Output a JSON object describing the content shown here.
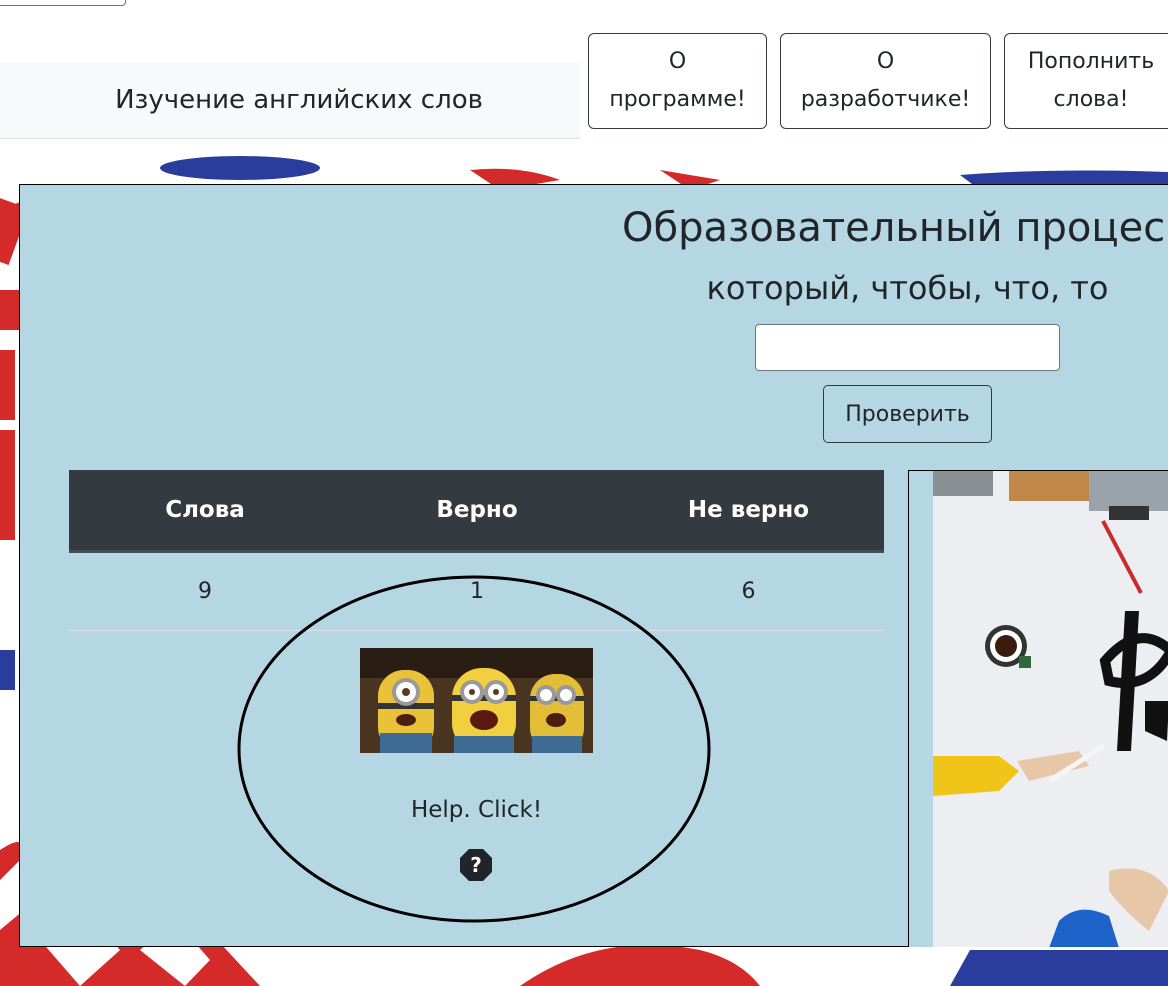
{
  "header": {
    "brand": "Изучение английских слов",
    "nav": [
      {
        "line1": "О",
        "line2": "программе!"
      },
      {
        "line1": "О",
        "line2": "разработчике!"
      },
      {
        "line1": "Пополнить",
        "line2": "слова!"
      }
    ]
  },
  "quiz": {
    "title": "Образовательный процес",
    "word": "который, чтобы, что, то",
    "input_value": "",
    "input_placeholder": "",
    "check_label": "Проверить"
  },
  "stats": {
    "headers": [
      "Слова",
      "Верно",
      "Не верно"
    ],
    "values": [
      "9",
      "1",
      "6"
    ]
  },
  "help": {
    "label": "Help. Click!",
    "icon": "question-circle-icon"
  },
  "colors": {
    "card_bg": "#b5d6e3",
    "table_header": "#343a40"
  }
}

Given request>
Repeat the entries exactly. Pictures are excluded from the copy.

Output below>
Output a JSON object describing the content shown here.
{
  "header": {
    "brand": "Изучение английских слов",
    "nav": [
      {
        "line1": "О",
        "line2": "программе!"
      },
      {
        "line1": "О",
        "line2": "разработчике!"
      },
      {
        "line1": "Пополнить",
        "line2": "слова!"
      }
    ]
  },
  "quiz": {
    "title": "Образовательный процес",
    "word": "который, чтобы, что, то",
    "input_value": "",
    "input_placeholder": "",
    "check_label": "Проверить"
  },
  "stats": {
    "headers": [
      "Слова",
      "Верно",
      "Не верно"
    ],
    "values": [
      "9",
      "1",
      "6"
    ]
  },
  "help": {
    "label": "Help. Click!",
    "icon": "question-circle-icon"
  },
  "colors": {
    "card_bg": "#b5d6e3",
    "table_header": "#343a40"
  }
}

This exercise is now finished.